[The exercise]:
Output all records precisely as written.

------ Supplied data ------

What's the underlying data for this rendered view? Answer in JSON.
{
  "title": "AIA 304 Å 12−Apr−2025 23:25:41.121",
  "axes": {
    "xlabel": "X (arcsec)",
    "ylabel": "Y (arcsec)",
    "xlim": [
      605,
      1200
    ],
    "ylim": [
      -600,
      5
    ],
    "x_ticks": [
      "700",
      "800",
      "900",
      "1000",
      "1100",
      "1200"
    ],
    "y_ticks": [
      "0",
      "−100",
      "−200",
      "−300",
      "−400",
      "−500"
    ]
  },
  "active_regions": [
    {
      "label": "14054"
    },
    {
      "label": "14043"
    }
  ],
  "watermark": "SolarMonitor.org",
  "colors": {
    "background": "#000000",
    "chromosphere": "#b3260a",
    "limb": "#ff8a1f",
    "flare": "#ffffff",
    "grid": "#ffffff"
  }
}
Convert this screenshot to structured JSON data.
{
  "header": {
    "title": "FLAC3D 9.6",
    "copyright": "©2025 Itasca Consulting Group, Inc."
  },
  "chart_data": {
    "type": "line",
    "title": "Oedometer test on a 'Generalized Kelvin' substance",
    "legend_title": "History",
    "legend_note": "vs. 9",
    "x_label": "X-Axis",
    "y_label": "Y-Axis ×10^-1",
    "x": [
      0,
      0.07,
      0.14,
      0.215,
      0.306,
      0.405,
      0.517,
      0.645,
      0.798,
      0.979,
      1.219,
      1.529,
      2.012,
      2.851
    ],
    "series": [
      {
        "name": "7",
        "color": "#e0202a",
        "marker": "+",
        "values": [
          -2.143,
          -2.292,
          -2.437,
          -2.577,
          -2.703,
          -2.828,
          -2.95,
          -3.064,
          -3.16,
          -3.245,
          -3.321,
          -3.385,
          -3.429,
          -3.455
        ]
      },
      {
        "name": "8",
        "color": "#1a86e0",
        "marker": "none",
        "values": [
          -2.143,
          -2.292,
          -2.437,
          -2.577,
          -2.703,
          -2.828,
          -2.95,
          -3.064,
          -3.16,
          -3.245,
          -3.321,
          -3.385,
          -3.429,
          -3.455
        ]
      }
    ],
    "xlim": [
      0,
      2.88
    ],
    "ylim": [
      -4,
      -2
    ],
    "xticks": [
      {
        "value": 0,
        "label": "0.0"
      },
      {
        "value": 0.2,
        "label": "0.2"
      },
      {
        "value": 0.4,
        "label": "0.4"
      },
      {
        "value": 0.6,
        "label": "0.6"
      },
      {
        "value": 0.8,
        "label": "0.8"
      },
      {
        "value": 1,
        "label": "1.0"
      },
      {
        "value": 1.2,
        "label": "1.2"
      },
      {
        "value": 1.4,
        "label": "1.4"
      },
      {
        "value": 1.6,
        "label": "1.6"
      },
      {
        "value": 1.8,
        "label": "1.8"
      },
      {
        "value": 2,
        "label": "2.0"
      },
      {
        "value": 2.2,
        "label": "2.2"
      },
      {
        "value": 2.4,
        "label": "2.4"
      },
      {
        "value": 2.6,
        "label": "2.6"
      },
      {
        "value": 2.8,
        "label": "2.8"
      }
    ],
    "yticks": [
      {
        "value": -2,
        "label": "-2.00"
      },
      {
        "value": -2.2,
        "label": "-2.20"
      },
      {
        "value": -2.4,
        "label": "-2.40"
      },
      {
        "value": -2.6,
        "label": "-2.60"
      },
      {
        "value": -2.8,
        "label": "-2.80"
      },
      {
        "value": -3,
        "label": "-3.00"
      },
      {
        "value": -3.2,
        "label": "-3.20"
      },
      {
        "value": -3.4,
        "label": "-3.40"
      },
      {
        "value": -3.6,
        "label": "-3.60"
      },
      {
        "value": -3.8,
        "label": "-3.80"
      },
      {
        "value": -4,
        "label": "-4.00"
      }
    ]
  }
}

------

[Answer to the problem]:
What's the underlying data for this rendered view? Answer in JSON.
{
  "title": "AIA 304 Å 12−Apr−2025 23:25:41.121",
  "axes": {
    "xlabel": "X (arcsec)",
    "ylabel": "Y (arcsec)",
    "xlim": [
      605,
      1200
    ],
    "ylim": [
      -600,
      5
    ],
    "x_ticks": [
      "700",
      "800",
      "900",
      "1000",
      "1100",
      "1200"
    ],
    "y_ticks": [
      "0",
      "−100",
      "−200",
      "−300",
      "−400",
      "−500"
    ]
  },
  "active_regions": [
    {
      "label": "14054"
    },
    {
      "label": "14043"
    }
  ],
  "watermark": "SolarMonitor.org",
  "colors": {
    "background": "#000000",
    "chromosphere": "#b3260a",
    "limb": "#ff8a1f",
    "flare": "#ffffff",
    "grid": "#ffffff"
  }
}
Convert this screenshot to structured JSON data.
{
  "header": {
    "title": "FLAC3D 9.6",
    "copyright": "©2025 Itasca Consulting Group, Inc."
  },
  "chart_data": {
    "type": "line",
    "title": "Oedometer test on a 'Generalized Kelvin' substance",
    "legend_title": "History",
    "legend_note": "vs. 9",
    "x_label": "X-Axis",
    "y_label": "Y-Axis ×10^-1",
    "x": [
      0,
      0.07,
      0.14,
      0.215,
      0.306,
      0.405,
      0.517,
      0.645,
      0.798,
      0.979,
      1.219,
      1.529,
      2.012,
      2.851
    ],
    "series": [
      {
        "name": "7",
        "color": "#e0202a",
        "marker": "+",
        "values": [
          -2.143,
          -2.292,
          -2.437,
          -2.577,
          -2.703,
          -2.828,
          -2.95,
          -3.064,
          -3.16,
          -3.245,
          -3.321,
          -3.385,
          -3.429,
          -3.455
        ]
      },
      {
        "name": "8",
        "color": "#1a86e0",
        "marker": "none",
        "values": [
          -2.143,
          -2.292,
          -2.437,
          -2.577,
          -2.703,
          -2.828,
          -2.95,
          -3.064,
          -3.16,
          -3.245,
          -3.321,
          -3.385,
          -3.429,
          -3.455
        ]
      }
    ],
    "xlim": [
      0,
      2.88
    ],
    "ylim": [
      -4,
      -2
    ],
    "xticks": [
      {
        "value": 0,
        "label": "0.0"
      },
      {
        "value": 0.2,
        "label": "0.2"
      },
      {
        "value": 0.4,
        "label": "0.4"
      },
      {
        "value": 0.6,
        "label": "0.6"
      },
      {
        "value": 0.8,
        "label": "0.8"
      },
      {
        "value": 1,
        "label": "1.0"
      },
      {
        "value": 1.2,
        "label": "1.2"
      },
      {
        "value": 1.4,
        "label": "1.4"
      },
      {
        "value": 1.6,
        "label": "1.6"
      },
      {
        "value": 1.8,
        "label": "1.8"
      },
      {
        "value": 2,
        "label": "2.0"
      },
      {
        "value": 2.2,
        "label": "2.2"
      },
      {
        "value": 2.4,
        "label": "2.4"
      },
      {
        "value": 2.6,
        "label": "2.6"
      },
      {
        "value": 2.8,
        "label": "2.8"
      }
    ],
    "yticks": [
      {
        "value": -2,
        "label": "-2.00"
      },
      {
        "value": -2.2,
        "label": "-2.20"
      },
      {
        "value": -2.4,
        "label": "-2.40"
      },
      {
        "value": -2.6,
        "label": "-2.60"
      },
      {
        "value": -2.8,
        "label": "-2.80"
      },
      {
        "value": -3,
        "label": "-3.00"
      },
      {
        "value": -3.2,
        "label": "-3.20"
      },
      {
        "value": -3.4,
        "label": "-3.40"
      },
      {
        "value": -3.6,
        "label": "-3.60"
      },
      {
        "value": -3.8,
        "label": "-3.80"
      },
      {
        "value": -4,
        "label": "-4.00"
      }
    ]
  }
}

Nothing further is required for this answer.